• **OBJECTIVE**
From the entries that follow, list every line in which the string "hedge" appears.

• **DATA**
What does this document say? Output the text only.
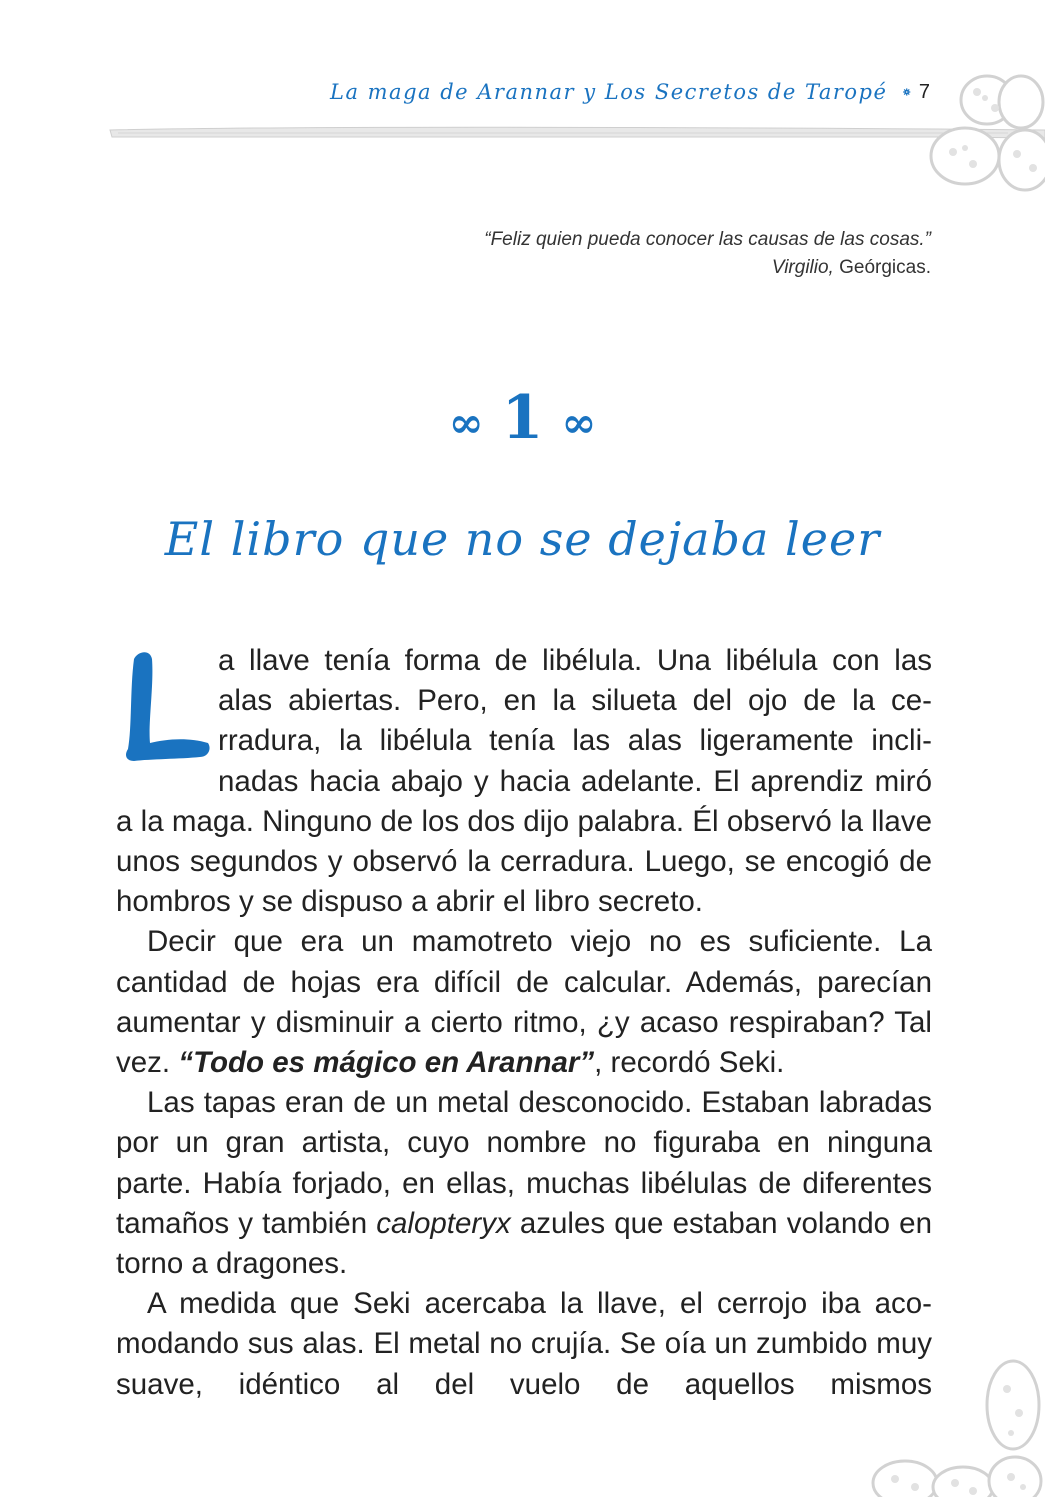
La maga de Arannar y Los Secretos de Taropé 7
“Feliz quien pueda conocer las causas de las cosas.”
Virgilio, Geórgicas.
∞ 1 ∞
El libro que no se dejaba leer

a llave tenía forma de libélula. Una libélula con las alas abiertas. Pero, en la silueta del ojo de la cerradura, la libélula tenía las alas ligeramente inclinadas hacia abajo y hacia adelante. El aprendiz miró a la maga. Ninguno de los dos dijo palabra. Él observó la llave unos segundos y observó la cerradura. Luego, se encogió de hombros y se dispuso a abrir el libro secreto.

Decir que era un mamotreto viejo no es suficiente. La cantidad de hojas era difícil de calcular. Además, parecían aumentar y disminuir a cierto ritmo, ¿y acaso respiraban? Tal vez. “Todo es mágico en Arannar”, recordó Seki.

Las tapas eran de un metal desconocido. Estaban labradas por un gran artista, cuyo nombre no figuraba en ninguna parte. Había forjado, en ellas, muchas libélulas de diferentes tamaños y también calopteryx azules que estaban volando en torno a dragones.

A medida que Seki acercaba la llave, el cerrojo iba acomodando sus alas. El metal no crujía. Se oía un zumbido muy suave, idéntico al del vuelo de aquellos mismos
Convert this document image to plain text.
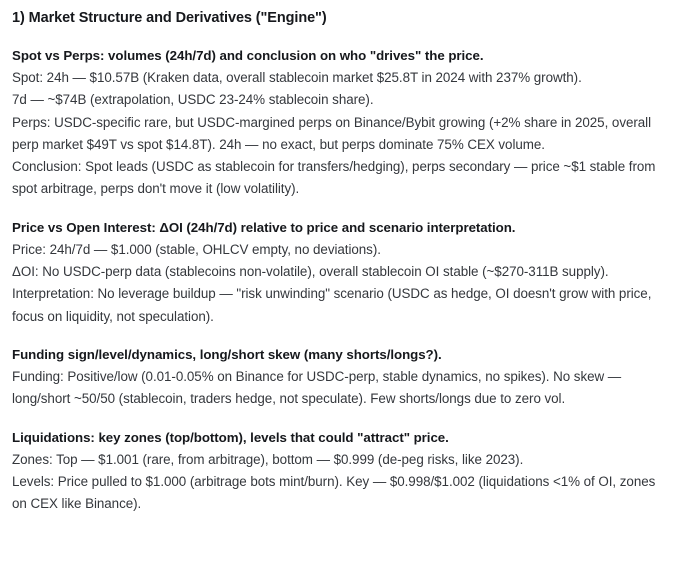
1) Market Structure and Derivatives ("Engine")

Spot vs Perps: volumes (24h/7d) and conclusion on who "drives" the price.

Spot: 24h — $10.57B (Kraken data, overall stablecoin market $25.8T in 2024 with 237% growth).

7d — ~$74B (extrapolation, USDC 23-24% stablecoin share).

Perps: USDC-specific rare, but USDC-margined perps on Binance/Bybit growing (+2% share in 2025, overall perp market $49T vs spot $14.8T). 24h — no exact, but perps dominate 75% CEX volume.

Conclusion: Spot leads (USDC as stablecoin for transfers/hedging), perps secondary — price ~$1 stable from spot arbitrage, perps don't move it (low volatility).

Price vs Open Interest: ΔOI (24h/7d) relative to price and scenario interpretation.

Price: 24h/7d — $1.000 (stable, OHLCV empty, no deviations).

ΔOI: No USDC-perp data (stablecoins non-volatile), overall stablecoin OI stable (~$270-311B supply).

Interpretation: No leverage buildup — "risk unwinding" scenario (USDC as hedge, OI doesn't grow with price, focus on liquidity, not speculation).

Funding sign/level/dynamics, long/short skew (many shorts/longs?).

Funding: Positive/low (0.01-0.05% on Binance for USDC-perp, stable dynamics, no spikes). No skew — long/short ~50/50 (stablecoin, traders hedge, not speculate). Few shorts/longs due to zero vol.

Liquidations: key zones (top/bottom), levels that could "attract" price.

Zones: Top — $1.001 (rare, from arbitrage), bottom — $0.999 (de-peg risks, like 2023).

Levels: Price pulled to $1.000 (arbitrage bots mint/burn). Key — $0.998/$1.002 (liquidations <1% of OI, zones on CEX like Binance).
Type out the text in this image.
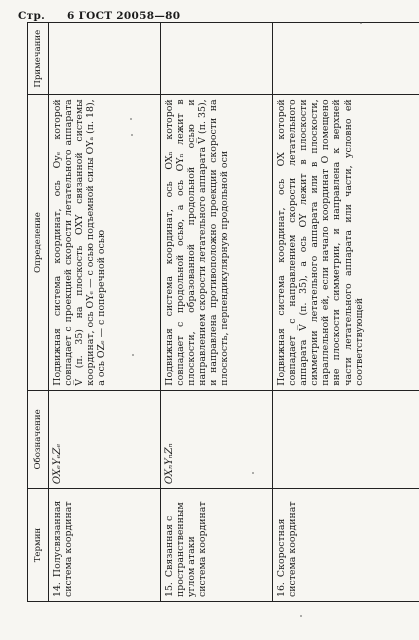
Стр. 6 ГОСТ 20058—80
Термин	Обозначение	Определение	Примечание
14. Полусвязанная система координат	OXₑYₑZₑ	Подвижная система координат, ось Oyₑ которой совпадает с проекцией скорости летательного аппарата V̅ (п. 35) на плоскость OXY связанной системы координат, ось OYₑ — с осью подъемной силы OYₐ (п. 18), а ось OZₑ — с поперечной осью	
15. Связанная с пространственным углом атаки система координат	OXₙYₙZₙ	Подвижная система координат, ось OXₙ которой совпадает с продольной осью, а ось OYₙ лежит в плоскости, образованной продольной осью и направлением скорости летательного аппарата V̅ (п. 35), и направлена противоположно проекции скорости на плоскость, перпендикулярную продольной оси	
16. Скоростная система координат		Подвижная система координат, ось OX которой совпадает с направлением скорости летательного аппарата V̅ (п. 35), а ось OY лежит в плоскости симметрии летательного аппарата или в плоскости, параллельной ей, если начало координат O помещено вне плоскости симметрии, и направлена к верхней части летательного аппарата или части, условно ей соответствующей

• **FULL SOLUTION**
Interpretation: No leverage buildup — "risk unwinding" scenario (USDC as hedge, OI doesn't grow with price, focus on liquidity, not speculation).
Funding: Positive/low (0.01-0.05% on Binance for USDC-perp, stable dynamics, no spikes). No skew — long/short ~50/50 (stablecoin, traders hedge, not speculate). Few shorts/longs due to zero vol.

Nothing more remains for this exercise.